»»

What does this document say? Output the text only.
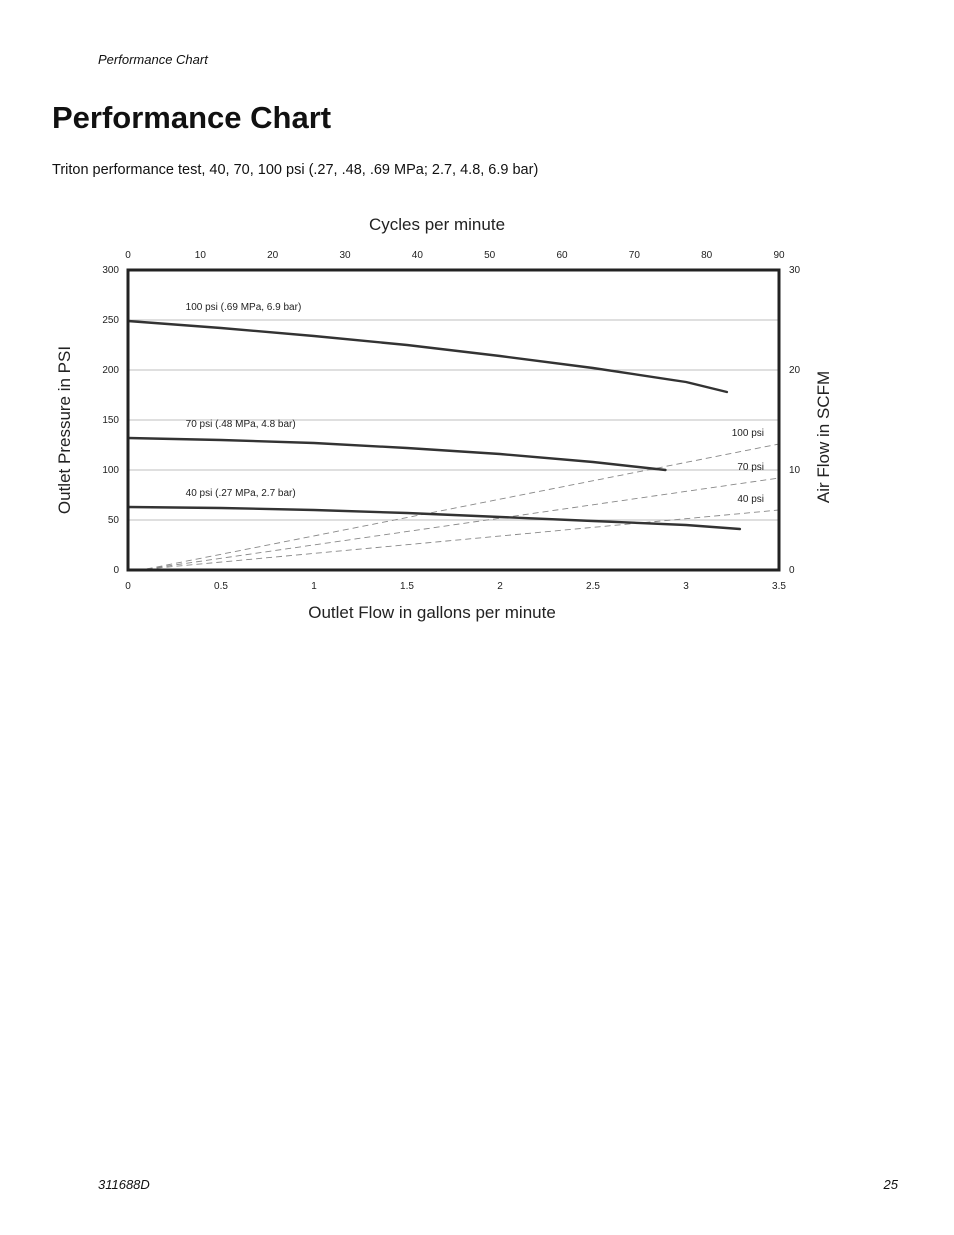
Performance Chart
Performance Chart

Triton performance test, 40, 70, 100 psi (.27, .48, .69 MPa; 2.7, 4.8, 6.9 bar)

0
50
100
150
200
250
300
0
10
20
30
0	0.5	1	1.5	2	2.5	3	3.5
0	10	20	30	40	50	60	70	80	90
100 psi
70 psi
40 psi
100 psi (.69 MPa, 6.9 bar)
70 psi (.48 MPa, 4.8 bar)
40 psi (.27 MPa, 2.7 bar)
Cycles per minute
Outlet Flow in gallons per minute
Outlet Pressure in PSI	Air Flow in SCFM
311688D	25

««

Extract each line from the listing that holds the word "Flow".

- [Result below]
Outlet Flow in gallons per minute
Outlet Pressure in PSI	Air Flow in SCFM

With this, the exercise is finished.